== BRIEF ==
In full and without deviation, write out the entries that follow.

== ROWS ==

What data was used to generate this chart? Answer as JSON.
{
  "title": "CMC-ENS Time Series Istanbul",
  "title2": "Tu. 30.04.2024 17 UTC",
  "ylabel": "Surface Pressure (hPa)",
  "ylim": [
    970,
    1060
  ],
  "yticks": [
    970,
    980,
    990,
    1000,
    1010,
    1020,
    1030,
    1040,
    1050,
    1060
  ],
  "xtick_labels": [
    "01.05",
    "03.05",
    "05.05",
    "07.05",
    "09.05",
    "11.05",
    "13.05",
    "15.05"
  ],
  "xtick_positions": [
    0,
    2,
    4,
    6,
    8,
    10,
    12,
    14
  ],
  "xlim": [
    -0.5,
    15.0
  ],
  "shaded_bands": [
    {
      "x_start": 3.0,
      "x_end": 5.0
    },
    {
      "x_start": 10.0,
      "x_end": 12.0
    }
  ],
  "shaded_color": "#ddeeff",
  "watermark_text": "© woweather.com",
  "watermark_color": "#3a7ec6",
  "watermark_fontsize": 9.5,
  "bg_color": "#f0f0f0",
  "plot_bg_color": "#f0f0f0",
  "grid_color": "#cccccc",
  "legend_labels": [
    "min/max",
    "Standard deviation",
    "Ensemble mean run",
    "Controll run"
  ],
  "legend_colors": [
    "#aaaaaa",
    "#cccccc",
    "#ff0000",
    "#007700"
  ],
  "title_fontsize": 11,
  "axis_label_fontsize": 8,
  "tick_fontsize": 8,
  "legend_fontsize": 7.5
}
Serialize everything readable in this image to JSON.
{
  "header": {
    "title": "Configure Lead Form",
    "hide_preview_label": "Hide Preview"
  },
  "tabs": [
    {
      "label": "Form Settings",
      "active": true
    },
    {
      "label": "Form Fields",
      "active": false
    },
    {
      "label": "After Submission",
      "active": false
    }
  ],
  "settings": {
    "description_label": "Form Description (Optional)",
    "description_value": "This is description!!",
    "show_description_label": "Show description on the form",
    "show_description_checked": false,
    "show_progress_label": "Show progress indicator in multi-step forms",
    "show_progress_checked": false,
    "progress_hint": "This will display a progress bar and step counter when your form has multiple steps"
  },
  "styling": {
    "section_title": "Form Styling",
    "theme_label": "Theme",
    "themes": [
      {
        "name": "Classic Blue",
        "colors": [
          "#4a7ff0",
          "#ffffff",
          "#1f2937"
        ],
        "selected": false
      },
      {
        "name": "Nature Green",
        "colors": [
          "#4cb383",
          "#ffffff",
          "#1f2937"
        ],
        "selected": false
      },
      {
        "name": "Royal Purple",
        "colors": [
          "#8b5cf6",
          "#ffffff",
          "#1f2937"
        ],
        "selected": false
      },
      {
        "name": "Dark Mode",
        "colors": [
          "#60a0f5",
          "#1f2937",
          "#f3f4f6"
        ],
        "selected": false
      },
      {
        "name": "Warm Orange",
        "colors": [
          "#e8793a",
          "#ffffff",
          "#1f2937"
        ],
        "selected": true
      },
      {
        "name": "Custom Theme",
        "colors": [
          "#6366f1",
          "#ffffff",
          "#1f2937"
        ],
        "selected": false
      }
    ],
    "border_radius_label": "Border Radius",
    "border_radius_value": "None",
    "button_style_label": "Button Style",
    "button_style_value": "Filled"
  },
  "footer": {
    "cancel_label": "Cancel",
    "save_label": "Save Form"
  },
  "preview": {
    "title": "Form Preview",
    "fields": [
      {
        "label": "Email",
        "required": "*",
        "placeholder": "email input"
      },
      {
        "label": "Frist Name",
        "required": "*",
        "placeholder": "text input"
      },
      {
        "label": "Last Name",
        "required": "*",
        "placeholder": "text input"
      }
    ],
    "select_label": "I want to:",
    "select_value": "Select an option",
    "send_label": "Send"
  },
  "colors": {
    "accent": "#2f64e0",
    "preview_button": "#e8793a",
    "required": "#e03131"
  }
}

== COMPLETED EXERCISE ==
What data was used to generate this chart? Answer as JSON.
{
  "title": "CMC-ENS Time Series Istanbul",
  "title2": "Tu. 30.04.2024 17 UTC",
  "ylabel": "Surface Pressure (hPa)",
  "ylim": [
    970,
    1060
  ],
  "yticks": [
    970,
    980,
    990,
    1000,
    1010,
    1020,
    1030,
    1040,
    1050,
    1060
  ],
  "xtick_labels": [
    "01.05",
    "03.05",
    "05.05",
    "07.05",
    "09.05",
    "11.05",
    "13.05",
    "15.05"
  ],
  "xtick_positions": [
    0,
    2,
    4,
    6,
    8,
    10,
    12,
    14
  ],
  "xlim": [
    -0.5,
    15.0
  ],
  "shaded_bands": [
    {
      "x_start": 3.0,
      "x_end": 5.0
    },
    {
      "x_start": 10.0,
      "x_end": 12.0
    }
  ],
  "shaded_color": "#ddeeff",
  "watermark_text": "© woweather.com",
  "watermark_color": "#3a7ec6",
  "watermark_fontsize": 9.5,
  "bg_color": "#f0f0f0",
  "plot_bg_color": "#f0f0f0",
  "grid_color": "#cccccc",
  "legend_labels": [
    "min/max",
    "Standard deviation",
    "Ensemble mean run",
    "Controll run"
  ],
  "legend_colors": [
    "#aaaaaa",
    "#cccccc",
    "#ff0000",
    "#007700"
  ],
  "title_fontsize": 11,
  "axis_label_fontsize": 8,
  "tick_fontsize": 8,
  "legend_fontsize": 7.5
}
Serialize everything readable in this image to JSON.
{
  "header": {
    "title": "Configure Lead Form",
    "hide_preview_label": "Hide Preview"
  },
  "tabs": [
    {
      "label": "Form Settings",
      "active": true
    },
    {
      "label": "Form Fields",
      "active": false
    },
    {
      "label": "After Submission",
      "active": false
    }
  ],
  "settings": {
    "description_label": "Form Description (Optional)",
    "description_value": "This is description!!",
    "show_description_label": "Show description on the form",
    "show_description_checked": false,
    "show_progress_label": "Show progress indicator in multi-step forms",
    "show_progress_checked": false,
    "progress_hint": "This will display a progress bar and step counter when your form has multiple steps"
  },
  "styling": {
    "section_title": "Form Styling",
    "theme_label": "Theme",
    "themes": [
      {
        "name": "Classic Blue",
        "colors": [
          "#4a7ff0",
          "#ffffff",
          "#1f2937"
        ],
        "selected": false
      },
      {
        "name": "Nature Green",
        "colors": [
          "#4cb383",
          "#ffffff",
          "#1f2937"
        ],
        "selected": false
      },
      {
        "name": "Royal Purple",
        "colors": [
          "#8b5cf6",
          "#ffffff",
          "#1f2937"
        ],
        "selected": false
      },
      {
        "name": "Dark Mode",
        "colors": [
          "#60a0f5",
          "#1f2937",
          "#f3f4f6"
        ],
        "selected": false
      },
      {
        "name": "Warm Orange",
        "colors": [
          "#e8793a",
          "#ffffff",
          "#1f2937"
        ],
        "selected": true
      },
      {
        "name": "Custom Theme",
        "colors": [
          "#6366f1",
          "#ffffff",
          "#1f2937"
        ],
        "selected": false
      }
    ],
    "border_radius_label": "Border Radius",
    "border_radius_value": "None",
    "button_style_label": "Button Style",
    "button_style_value": "Filled"
  },
  "footer": {
    "cancel_label": "Cancel",
    "save_label": "Save Form"
  },
  "preview": {
    "title": "Form Preview",
    "fields": [
      {
        "label": "Email",
        "required": "*",
        "placeholder": "email input"
      },
      {
        "label": "Frist Name",
        "required": "*",
        "placeholder": "text input"
      },
      {
        "label": "Last Name",
        "required": "*",
        "placeholder": "text input"
      }
    ],
    "select_label": "I want to:",
    "select_value": "Select an option",
    "send_label": "Send"
  },
  "colors": {
    "accent": "#2f64e0",
    "preview_button": "#e8793a",
    "required": "#e03131"
  }
}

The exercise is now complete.